━━━━━ Records for this task

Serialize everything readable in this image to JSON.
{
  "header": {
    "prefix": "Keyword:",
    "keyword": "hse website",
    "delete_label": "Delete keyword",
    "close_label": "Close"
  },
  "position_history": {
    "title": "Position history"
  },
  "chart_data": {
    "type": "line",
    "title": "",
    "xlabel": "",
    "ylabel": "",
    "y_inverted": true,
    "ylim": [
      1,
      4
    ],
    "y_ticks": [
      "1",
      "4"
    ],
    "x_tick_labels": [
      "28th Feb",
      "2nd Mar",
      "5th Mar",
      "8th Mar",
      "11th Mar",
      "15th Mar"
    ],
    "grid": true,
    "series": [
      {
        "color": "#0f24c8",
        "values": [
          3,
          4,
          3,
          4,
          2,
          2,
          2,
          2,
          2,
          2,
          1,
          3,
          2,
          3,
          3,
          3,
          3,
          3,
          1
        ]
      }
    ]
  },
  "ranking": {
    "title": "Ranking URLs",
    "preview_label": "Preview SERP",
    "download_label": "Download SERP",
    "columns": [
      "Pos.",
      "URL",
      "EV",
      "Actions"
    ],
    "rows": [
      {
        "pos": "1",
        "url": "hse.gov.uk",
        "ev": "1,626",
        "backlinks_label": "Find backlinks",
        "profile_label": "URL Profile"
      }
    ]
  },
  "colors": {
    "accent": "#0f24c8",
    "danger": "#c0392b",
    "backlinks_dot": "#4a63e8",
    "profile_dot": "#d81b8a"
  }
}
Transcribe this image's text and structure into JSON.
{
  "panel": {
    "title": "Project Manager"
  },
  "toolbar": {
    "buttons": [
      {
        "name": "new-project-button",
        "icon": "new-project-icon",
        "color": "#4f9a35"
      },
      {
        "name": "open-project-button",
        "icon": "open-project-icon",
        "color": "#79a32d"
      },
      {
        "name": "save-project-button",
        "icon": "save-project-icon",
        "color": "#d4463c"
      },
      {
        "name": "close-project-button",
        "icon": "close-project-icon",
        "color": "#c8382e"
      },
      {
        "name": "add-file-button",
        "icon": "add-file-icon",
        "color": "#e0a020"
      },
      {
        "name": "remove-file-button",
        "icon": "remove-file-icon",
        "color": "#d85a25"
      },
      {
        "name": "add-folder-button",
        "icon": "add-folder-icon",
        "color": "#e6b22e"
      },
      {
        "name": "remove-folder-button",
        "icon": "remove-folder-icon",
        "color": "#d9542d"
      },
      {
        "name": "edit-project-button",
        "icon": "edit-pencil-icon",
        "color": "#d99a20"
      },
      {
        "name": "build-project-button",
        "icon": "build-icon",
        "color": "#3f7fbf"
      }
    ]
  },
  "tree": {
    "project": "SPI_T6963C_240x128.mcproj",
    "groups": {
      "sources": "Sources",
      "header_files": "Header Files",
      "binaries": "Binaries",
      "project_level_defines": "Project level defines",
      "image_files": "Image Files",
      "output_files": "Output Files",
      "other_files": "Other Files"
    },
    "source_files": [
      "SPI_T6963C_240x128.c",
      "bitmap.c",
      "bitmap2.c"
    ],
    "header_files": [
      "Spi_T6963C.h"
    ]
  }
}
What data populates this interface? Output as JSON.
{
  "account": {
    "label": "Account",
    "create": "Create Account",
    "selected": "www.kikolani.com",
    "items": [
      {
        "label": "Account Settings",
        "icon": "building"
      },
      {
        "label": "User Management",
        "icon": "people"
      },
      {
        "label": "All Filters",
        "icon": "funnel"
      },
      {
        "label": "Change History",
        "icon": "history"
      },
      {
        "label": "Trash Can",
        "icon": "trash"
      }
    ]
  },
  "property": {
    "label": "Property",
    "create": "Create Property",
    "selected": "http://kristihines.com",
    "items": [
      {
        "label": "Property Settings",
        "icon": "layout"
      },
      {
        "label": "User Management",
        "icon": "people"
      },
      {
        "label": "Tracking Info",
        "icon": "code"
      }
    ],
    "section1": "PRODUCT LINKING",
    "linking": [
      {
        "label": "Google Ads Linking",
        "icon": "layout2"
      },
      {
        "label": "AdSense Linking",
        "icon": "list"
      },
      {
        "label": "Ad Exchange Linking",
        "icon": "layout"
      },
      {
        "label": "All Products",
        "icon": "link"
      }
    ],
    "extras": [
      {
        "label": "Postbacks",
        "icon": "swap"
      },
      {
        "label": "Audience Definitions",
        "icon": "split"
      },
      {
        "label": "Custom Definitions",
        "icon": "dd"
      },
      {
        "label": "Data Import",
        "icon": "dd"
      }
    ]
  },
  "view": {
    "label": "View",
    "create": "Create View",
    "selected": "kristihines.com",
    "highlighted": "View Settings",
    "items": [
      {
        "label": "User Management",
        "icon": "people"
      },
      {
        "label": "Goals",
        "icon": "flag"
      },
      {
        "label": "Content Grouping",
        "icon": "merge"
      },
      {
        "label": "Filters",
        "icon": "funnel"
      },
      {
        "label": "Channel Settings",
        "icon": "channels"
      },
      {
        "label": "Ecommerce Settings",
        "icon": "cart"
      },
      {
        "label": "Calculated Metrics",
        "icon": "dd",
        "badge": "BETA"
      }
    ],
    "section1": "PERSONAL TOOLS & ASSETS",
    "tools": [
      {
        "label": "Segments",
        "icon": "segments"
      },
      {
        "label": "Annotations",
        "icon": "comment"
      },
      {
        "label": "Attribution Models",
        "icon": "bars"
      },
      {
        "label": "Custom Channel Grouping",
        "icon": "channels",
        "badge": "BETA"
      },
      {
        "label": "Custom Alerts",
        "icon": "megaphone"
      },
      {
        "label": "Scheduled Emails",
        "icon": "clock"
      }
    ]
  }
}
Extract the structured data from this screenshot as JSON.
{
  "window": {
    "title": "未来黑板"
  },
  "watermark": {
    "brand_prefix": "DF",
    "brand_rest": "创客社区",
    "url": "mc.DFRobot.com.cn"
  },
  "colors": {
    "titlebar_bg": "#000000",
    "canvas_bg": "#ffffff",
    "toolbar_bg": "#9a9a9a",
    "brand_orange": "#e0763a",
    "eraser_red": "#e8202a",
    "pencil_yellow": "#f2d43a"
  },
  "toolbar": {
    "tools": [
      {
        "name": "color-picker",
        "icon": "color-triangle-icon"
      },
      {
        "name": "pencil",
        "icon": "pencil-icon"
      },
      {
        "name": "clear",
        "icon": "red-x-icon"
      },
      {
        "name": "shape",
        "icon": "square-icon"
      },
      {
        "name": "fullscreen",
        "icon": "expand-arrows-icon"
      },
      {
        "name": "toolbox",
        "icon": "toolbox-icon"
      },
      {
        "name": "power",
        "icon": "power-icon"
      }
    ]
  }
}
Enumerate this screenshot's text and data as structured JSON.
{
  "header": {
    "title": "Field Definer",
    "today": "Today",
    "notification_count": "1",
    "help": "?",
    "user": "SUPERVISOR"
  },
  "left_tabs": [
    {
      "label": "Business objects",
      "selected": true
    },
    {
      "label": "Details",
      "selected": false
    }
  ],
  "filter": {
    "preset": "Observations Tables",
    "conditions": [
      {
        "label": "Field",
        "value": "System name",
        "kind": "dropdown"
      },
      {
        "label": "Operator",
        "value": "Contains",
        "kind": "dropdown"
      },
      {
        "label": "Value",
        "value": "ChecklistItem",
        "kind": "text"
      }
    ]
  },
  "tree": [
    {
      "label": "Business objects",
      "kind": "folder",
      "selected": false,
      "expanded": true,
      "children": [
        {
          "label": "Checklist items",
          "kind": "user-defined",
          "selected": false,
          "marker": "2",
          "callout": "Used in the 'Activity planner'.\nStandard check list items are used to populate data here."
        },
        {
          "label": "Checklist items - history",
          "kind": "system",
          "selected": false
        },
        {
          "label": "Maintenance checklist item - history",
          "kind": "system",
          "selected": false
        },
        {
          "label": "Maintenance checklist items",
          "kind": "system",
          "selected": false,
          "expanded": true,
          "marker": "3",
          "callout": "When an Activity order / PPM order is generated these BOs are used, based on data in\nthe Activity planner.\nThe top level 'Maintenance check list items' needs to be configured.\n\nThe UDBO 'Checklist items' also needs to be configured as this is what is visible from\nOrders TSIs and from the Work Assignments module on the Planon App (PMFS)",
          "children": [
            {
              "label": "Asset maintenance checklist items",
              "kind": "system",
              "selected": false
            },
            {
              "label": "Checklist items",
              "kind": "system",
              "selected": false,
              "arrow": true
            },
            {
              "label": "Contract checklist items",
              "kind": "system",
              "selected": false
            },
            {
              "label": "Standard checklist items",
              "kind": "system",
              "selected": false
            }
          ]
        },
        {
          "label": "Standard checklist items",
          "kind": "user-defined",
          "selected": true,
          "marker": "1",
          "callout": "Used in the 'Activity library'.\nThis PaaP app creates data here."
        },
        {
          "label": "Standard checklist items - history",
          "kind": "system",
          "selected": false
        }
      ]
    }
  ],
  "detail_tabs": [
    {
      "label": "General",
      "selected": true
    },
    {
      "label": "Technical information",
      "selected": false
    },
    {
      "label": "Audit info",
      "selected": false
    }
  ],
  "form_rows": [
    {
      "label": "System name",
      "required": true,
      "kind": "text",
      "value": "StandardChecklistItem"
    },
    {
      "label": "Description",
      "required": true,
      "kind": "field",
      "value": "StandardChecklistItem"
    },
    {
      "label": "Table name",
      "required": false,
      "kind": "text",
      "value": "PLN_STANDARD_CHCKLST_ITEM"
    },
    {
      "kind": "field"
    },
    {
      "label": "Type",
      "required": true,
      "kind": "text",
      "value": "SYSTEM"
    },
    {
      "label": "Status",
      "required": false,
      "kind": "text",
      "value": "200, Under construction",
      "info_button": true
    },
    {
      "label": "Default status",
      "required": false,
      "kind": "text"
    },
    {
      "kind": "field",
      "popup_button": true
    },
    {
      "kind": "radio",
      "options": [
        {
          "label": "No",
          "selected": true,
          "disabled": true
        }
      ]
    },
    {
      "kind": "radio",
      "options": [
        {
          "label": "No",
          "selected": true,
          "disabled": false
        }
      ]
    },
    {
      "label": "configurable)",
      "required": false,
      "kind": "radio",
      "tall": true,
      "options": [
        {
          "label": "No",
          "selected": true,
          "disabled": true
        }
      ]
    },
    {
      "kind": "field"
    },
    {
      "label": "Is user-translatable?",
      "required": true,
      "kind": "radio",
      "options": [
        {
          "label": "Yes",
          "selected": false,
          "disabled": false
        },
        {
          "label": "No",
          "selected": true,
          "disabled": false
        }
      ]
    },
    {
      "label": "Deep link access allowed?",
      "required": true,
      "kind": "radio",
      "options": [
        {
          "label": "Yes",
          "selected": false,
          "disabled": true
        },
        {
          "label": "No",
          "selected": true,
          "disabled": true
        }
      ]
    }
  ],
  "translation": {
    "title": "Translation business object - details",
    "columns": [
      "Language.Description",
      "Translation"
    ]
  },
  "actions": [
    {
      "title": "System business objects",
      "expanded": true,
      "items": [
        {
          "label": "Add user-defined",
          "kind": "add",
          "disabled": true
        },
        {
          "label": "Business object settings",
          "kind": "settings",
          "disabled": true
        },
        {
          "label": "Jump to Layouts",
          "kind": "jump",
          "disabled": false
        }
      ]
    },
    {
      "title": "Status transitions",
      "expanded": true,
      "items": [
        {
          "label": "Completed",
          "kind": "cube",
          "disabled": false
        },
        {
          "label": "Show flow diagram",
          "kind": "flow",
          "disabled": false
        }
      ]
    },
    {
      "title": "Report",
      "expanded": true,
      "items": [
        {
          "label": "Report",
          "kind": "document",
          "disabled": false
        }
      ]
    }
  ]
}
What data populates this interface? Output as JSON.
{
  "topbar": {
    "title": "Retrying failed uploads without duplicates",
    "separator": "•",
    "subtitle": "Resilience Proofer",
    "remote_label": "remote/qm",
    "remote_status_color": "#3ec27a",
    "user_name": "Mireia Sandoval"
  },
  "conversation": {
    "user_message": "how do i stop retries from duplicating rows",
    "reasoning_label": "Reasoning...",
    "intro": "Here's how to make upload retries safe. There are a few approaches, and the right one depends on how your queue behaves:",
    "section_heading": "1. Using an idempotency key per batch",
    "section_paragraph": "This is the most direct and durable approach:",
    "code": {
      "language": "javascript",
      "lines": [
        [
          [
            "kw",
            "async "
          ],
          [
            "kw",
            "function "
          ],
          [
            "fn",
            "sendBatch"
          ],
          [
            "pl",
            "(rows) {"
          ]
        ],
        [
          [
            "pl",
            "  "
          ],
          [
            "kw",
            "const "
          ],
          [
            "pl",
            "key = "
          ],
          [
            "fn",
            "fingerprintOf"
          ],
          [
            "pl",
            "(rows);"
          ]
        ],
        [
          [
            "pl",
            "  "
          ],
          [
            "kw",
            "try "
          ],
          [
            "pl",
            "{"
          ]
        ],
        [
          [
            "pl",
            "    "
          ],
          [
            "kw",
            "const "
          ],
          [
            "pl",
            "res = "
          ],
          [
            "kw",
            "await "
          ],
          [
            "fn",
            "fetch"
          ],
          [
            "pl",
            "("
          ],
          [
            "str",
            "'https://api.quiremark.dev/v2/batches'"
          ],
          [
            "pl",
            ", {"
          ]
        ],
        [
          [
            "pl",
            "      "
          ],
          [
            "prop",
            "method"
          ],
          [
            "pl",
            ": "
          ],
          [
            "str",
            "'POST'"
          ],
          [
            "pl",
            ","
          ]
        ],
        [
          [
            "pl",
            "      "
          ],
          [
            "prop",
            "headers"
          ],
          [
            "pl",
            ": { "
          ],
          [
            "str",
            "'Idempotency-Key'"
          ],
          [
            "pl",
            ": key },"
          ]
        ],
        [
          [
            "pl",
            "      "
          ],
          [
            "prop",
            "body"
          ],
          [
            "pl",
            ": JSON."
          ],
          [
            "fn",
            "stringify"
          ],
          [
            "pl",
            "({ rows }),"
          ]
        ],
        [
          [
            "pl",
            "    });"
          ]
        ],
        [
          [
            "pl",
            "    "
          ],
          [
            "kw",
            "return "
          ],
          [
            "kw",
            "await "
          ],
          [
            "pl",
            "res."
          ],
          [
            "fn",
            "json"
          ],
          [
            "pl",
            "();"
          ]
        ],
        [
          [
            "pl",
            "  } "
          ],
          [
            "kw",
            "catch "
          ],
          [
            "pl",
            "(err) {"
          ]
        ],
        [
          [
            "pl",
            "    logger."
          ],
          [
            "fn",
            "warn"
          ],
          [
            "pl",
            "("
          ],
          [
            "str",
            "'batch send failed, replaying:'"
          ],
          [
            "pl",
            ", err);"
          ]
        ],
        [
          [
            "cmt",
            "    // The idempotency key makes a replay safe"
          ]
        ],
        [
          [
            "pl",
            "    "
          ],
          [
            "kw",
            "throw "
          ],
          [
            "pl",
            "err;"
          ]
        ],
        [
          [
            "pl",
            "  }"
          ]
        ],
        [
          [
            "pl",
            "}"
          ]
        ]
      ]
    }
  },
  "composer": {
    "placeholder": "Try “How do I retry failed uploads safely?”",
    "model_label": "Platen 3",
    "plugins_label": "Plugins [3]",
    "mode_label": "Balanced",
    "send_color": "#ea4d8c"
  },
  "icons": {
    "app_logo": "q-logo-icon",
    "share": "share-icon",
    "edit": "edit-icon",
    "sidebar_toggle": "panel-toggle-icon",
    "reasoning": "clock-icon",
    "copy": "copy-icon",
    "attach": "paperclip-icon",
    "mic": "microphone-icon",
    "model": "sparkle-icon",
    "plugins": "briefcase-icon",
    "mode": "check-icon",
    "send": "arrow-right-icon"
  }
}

━━━━━━━━━━

#### Work to be completed
Pull out and copy each line containing the string "retries".

#### Result
    "user_message": "how do i stop retries from duplicating rows",
    "intro": "Here's how to make upload retries safe. There are a few approaches, and the right one depends on how your queue behaves:",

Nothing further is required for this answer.